> **Do this**:
Some lines in the listing below may include the string "bottom". How many are there? Give only the number.

Stored dataset items
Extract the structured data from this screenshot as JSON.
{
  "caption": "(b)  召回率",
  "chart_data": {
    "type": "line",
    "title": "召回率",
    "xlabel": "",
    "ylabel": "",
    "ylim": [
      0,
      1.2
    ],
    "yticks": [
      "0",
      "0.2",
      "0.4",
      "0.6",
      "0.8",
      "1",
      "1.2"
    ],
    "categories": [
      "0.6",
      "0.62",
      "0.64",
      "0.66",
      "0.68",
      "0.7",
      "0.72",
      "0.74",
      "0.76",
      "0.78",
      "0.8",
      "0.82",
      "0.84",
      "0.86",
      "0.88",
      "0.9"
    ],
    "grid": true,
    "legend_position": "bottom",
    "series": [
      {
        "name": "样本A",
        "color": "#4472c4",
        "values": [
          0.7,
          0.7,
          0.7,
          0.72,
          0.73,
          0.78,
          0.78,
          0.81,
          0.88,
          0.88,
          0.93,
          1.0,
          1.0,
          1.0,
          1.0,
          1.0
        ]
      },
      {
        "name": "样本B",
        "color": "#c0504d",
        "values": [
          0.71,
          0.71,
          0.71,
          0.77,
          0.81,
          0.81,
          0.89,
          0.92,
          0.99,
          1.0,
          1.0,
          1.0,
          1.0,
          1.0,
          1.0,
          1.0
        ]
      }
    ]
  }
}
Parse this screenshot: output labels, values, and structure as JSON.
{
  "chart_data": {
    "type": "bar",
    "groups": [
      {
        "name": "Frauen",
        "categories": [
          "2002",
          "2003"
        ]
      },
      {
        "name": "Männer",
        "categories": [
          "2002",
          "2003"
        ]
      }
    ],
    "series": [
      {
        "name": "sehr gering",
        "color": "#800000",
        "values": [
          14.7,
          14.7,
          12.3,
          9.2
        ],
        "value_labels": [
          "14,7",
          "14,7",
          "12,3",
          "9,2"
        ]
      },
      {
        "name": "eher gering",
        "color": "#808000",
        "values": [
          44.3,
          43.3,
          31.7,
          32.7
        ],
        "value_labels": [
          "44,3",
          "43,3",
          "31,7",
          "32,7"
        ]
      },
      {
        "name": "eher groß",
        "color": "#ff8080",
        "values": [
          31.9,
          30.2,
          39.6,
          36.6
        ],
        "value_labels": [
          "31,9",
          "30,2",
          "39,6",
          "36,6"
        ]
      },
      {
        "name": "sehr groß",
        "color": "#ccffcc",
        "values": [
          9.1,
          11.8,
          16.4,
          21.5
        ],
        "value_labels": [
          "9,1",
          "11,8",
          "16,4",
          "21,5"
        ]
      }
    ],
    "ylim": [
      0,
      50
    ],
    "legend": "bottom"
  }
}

> **Solution for this problem**:
2